Work instructions. Copy each of the following lines word for word, keeping every character unchanged.

START Supplied material

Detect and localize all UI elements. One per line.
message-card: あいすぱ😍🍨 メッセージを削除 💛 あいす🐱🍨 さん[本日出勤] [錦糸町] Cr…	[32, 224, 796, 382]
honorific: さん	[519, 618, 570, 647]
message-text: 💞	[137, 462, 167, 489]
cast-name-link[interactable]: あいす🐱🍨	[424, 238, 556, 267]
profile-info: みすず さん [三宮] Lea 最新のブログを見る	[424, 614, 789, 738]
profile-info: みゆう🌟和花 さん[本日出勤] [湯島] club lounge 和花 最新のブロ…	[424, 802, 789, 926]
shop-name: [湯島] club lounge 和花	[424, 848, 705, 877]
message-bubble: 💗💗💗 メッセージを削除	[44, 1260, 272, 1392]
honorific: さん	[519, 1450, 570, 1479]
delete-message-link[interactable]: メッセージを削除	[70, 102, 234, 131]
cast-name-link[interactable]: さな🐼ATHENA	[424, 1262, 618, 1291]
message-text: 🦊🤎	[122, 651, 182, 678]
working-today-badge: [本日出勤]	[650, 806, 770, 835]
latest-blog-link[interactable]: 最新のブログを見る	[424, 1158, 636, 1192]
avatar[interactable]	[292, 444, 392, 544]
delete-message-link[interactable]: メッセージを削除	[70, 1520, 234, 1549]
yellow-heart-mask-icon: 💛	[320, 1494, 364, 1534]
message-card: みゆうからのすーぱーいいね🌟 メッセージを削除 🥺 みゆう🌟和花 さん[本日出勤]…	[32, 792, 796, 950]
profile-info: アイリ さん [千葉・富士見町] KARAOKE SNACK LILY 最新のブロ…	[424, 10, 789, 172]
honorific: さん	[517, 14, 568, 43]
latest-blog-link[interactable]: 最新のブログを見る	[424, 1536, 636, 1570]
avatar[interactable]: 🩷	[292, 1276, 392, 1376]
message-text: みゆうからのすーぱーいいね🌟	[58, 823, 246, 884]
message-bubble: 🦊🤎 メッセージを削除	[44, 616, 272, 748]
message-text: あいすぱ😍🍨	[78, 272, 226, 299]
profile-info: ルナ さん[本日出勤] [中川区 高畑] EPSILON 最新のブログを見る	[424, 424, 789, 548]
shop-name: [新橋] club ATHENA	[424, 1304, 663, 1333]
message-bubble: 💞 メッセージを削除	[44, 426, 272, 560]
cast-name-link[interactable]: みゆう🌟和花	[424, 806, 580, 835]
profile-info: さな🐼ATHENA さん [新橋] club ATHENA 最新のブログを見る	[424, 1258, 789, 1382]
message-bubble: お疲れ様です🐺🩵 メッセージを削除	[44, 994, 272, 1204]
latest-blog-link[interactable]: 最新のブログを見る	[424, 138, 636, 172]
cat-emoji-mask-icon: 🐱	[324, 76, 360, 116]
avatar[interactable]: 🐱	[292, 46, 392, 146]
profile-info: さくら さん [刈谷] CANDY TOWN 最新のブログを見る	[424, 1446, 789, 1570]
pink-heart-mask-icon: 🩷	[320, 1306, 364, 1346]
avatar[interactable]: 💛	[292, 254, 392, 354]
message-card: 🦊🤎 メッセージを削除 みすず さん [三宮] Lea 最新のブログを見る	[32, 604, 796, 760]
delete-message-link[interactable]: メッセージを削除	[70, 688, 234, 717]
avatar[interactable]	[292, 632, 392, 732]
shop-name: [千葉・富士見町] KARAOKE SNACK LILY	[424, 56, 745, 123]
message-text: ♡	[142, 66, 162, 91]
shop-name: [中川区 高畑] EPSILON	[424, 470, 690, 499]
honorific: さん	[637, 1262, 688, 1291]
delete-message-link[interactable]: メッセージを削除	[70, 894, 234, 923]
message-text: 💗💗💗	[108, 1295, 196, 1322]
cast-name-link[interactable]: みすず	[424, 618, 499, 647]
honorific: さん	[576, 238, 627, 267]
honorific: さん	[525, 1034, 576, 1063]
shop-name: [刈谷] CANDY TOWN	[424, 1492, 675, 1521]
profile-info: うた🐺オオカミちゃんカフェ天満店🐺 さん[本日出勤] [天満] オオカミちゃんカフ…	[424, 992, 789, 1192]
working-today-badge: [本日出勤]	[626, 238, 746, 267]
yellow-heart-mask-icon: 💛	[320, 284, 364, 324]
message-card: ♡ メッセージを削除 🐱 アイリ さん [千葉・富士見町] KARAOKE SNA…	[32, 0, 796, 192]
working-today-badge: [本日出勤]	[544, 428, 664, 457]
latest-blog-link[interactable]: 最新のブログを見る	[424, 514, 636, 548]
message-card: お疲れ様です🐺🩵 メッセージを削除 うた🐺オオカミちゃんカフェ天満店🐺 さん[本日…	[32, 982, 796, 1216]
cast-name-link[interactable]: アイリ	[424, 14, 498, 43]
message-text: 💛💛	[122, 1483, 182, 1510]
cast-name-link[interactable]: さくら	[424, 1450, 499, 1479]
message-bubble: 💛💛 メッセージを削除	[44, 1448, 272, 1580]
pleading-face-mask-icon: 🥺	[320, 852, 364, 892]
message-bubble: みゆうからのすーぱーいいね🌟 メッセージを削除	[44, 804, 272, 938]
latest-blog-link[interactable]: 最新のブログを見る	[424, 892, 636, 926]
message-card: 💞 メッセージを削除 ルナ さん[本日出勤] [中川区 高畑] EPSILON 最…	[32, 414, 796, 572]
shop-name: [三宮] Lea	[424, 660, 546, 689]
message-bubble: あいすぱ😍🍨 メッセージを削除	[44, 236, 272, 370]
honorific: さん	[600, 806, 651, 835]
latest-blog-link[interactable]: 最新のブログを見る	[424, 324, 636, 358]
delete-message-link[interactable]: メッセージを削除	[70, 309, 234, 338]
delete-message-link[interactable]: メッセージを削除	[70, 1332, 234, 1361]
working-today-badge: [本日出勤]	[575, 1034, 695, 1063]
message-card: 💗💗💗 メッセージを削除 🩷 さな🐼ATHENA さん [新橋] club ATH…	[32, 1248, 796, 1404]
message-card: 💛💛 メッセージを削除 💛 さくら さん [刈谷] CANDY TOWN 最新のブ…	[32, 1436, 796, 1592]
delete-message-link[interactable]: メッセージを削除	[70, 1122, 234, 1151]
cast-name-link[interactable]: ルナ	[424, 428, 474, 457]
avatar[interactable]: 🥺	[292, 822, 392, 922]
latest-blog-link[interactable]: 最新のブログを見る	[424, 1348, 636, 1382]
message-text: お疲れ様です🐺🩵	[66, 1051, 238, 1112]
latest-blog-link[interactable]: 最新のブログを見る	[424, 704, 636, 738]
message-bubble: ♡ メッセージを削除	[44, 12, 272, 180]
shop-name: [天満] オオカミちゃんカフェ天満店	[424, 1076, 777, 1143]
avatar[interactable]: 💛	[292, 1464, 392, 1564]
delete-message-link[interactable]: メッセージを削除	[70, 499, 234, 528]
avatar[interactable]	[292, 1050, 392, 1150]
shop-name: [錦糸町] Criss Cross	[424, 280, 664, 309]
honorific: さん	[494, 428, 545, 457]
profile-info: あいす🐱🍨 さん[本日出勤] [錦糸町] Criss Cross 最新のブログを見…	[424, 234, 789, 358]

END Supplied material

Answer to this problem.
Detect and localize all UI elements. One per line.
message-card: あいすぱ😍🍨 メッセージを削除 💛 あいす🐱🍨 さん[本日出勤] [錦糸町] Cr…	[32, 224, 796, 382]
honorific: さん	[519, 618, 570, 647]
message-text: 💞	[137, 462, 167, 489]
cast-name-link[interactable]: あいす🐱🍨	[424, 238, 556, 267]
profile-info: みすず さん [三宮] Lea 最新のブログを見る	[424, 614, 789, 738]
profile-info: みゆう🌟和花 さん[本日出勤] [湯島] club lounge 和花 最新のブロ…	[424, 802, 789, 926]
shop-name: [湯島] club lounge 和花	[424, 848, 705, 877]
message-bubble: 💗💗💗 メッセージを削除	[44, 1260, 272, 1392]
honorific: さん	[519, 1450, 570, 1479]
delete-message-link[interactable]: メッセージを削除	[70, 102, 234, 131]
cast-name-link[interactable]: さな🐼ATHENA	[424, 1262, 618, 1291]
message-text: 🦊🤎	[122, 651, 182, 678]
working-today-badge: [本日出勤]	[650, 806, 770, 835]
latest-blog-link[interactable]: 最新のブログを見る	[424, 1158, 636, 1192]
avatar[interactable]	[292, 444, 392, 544]
delete-message-link[interactable]: メッセージを削除	[70, 1520, 234, 1549]
yellow-heart-mask-icon: 💛	[320, 1494, 364, 1534]
message-card: みゆうからのすーぱーいいね🌟 メッセージを削除 🥺 みゆう🌟和花 さん[本日出勤]…	[32, 792, 796, 950]
profile-info: アイリ さん [千葉・富士見町] KARAOKE SNACK LILY 最新のブロ…	[424, 10, 789, 172]
honorific: さん	[517, 14, 568, 43]
latest-blog-link[interactable]: 最新のブログを見る	[424, 1536, 636, 1570]
avatar[interactable]: 🩷	[292, 1276, 392, 1376]
message-text: みゆうからのすーぱーいいね🌟	[58, 823, 246, 884]
message-bubble: 🦊🤎 メッセージを削除	[44, 616, 272, 748]
message-text: あいすぱ😍🍨	[78, 272, 226, 299]
profile-info: ルナ さん[本日出勤] [中川区 高畑] EPSILON 最新のブログを見る	[424, 424, 789, 548]
shop-name: [新橋] club ATHENA	[424, 1304, 663, 1333]
message-bubble: 💞 メッセージを削除	[44, 426, 272, 560]
cast-name-link[interactable]: みゆう🌟和花	[424, 806, 580, 835]
profile-info: さな🐼ATHENA さん [新橋] club ATHENA 最新のブログを見る	[424, 1258, 789, 1382]
message-bubble: お疲れ様です🐺🩵 メッセージを削除	[44, 994, 272, 1204]
latest-blog-link[interactable]: 最新のブログを見る	[424, 138, 636, 172]
cat-emoji-mask-icon: 🐱	[324, 76, 360, 116]
avatar[interactable]: 🐱	[292, 46, 392, 146]
profile-info: さくら さん [刈谷] CANDY TOWN 最新のブログを見る	[424, 1446, 789, 1570]
pink-heart-mask-icon: 🩷	[320, 1306, 364, 1346]
avatar[interactable]: 💛	[292, 254, 392, 354]
message-card: 🦊🤎 メッセージを削除 みすず さん [三宮] Lea 最新のブログを見る	[32, 604, 796, 760]
delete-message-link[interactable]: メッセージを削除	[70, 688, 234, 717]
avatar[interactable]	[292, 632, 392, 732]
shop-name: [千葉・富士見町] KARAOKE SNACK LILY	[424, 56, 745, 123]
message-text: ♡	[142, 66, 162, 91]
shop-name: [中川区 高畑] EPSILON	[424, 470, 690, 499]
honorific: さん	[637, 1262, 688, 1291]
delete-message-link[interactable]: メッセージを削除	[70, 894, 234, 923]
message-text: 💗💗💗	[108, 1295, 196, 1322]
cast-name-link[interactable]: みすず	[424, 618, 499, 647]
honorific: さん	[576, 238, 627, 267]
honorific: さん	[525, 1034, 576, 1063]
shop-name: [刈谷] CANDY TOWN	[424, 1492, 675, 1521]
profile-info: うた🐺オオカミちゃんカフェ天満店🐺 さん[本日出勤] [天満] オオカミちゃんカフ…	[424, 992, 789, 1192]
working-today-badge: [本日出勤]	[626, 238, 746, 267]
yellow-heart-mask-icon: 💛	[320, 284, 364, 324]
message-card: ♡ メッセージを削除 🐱 アイリ さん [千葉・富士見町] KARAOKE SNA…	[32, 0, 796, 192]
working-today-badge: [本日出勤]	[544, 428, 664, 457]
latest-blog-link[interactable]: 最新のブログを見る	[424, 514, 636, 548]
message-card: お疲れ様です🐺🩵 メッセージを削除 うた🐺オオカミちゃんカフェ天満店🐺 さん[本日…	[32, 982, 796, 1216]
cast-name-link[interactable]: アイリ	[424, 14, 498, 43]
message-text: 💛💛	[122, 1483, 182, 1510]
cast-name-link[interactable]: さくら	[424, 1450, 499, 1479]
message-bubble: 💛💛 メッセージを削除	[44, 1448, 272, 1580]
pleading-face-mask-icon: 🥺	[320, 852, 364, 892]
message-bubble: みゆうからのすーぱーいいね🌟 メッセージを削除	[44, 804, 272, 938]
latest-blog-link[interactable]: 最新のブログを見る	[424, 892, 636, 926]
message-card: 💞 メッセージを削除 ルナ さん[本日出勤] [中川区 高畑] EPSILON 最…	[32, 414, 796, 572]
shop-name: [三宮] Lea	[424, 660, 546, 689]
message-bubble: あいすぱ😍🍨 メッセージを削除	[44, 236, 272, 370]
honorific: さん	[600, 806, 651, 835]
latest-blog-link[interactable]: 最新のブログを見る	[424, 324, 636, 358]
delete-message-link[interactable]: メッセージを削除	[70, 309, 234, 338]
delete-message-link[interactable]: メッセージを削除	[70, 1332, 234, 1361]
working-today-badge: [本日出勤]	[575, 1034, 695, 1063]
message-card: 💗💗💗 メッセージを削除 🩷 さな🐼ATHENA さん [新橋] club ATH…	[32, 1248, 796, 1404]
message-card: 💛💛 メッセージを削除 💛 さくら さん [刈谷] CANDY TOWN 最新のブ…	[32, 1436, 796, 1592]
delete-message-link[interactable]: メッセージを削除	[70, 1122, 234, 1151]
cast-name-link[interactable]: ルナ	[424, 428, 474, 457]
avatar[interactable]: 🥺	[292, 822, 392, 922]
latest-blog-link[interactable]: 最新のブログを見る	[424, 1348, 636, 1382]
message-text: お疲れ様です🐺🩵	[66, 1051, 238, 1112]
latest-blog-link[interactable]: 最新のブログを見る	[424, 704, 636, 738]
message-bubble: ♡ メッセージを削除	[44, 12, 272, 180]
shop-name: [天満] オオカミちゃんカフェ天満店	[424, 1076, 777, 1143]
avatar[interactable]: 💛	[292, 1464, 392, 1564]
delete-message-link[interactable]: メッセージを削除	[70, 499, 234, 528]
avatar[interactable]	[292, 1050, 392, 1150]
shop-name: [錦糸町] Criss Cross	[424, 280, 664, 309]
honorific: さん	[494, 428, 545, 457]
profile-info: あいす🐱🍨 さん[本日出勤] [錦糸町] Criss Cross 最新のブログを見…	[424, 234, 789, 358]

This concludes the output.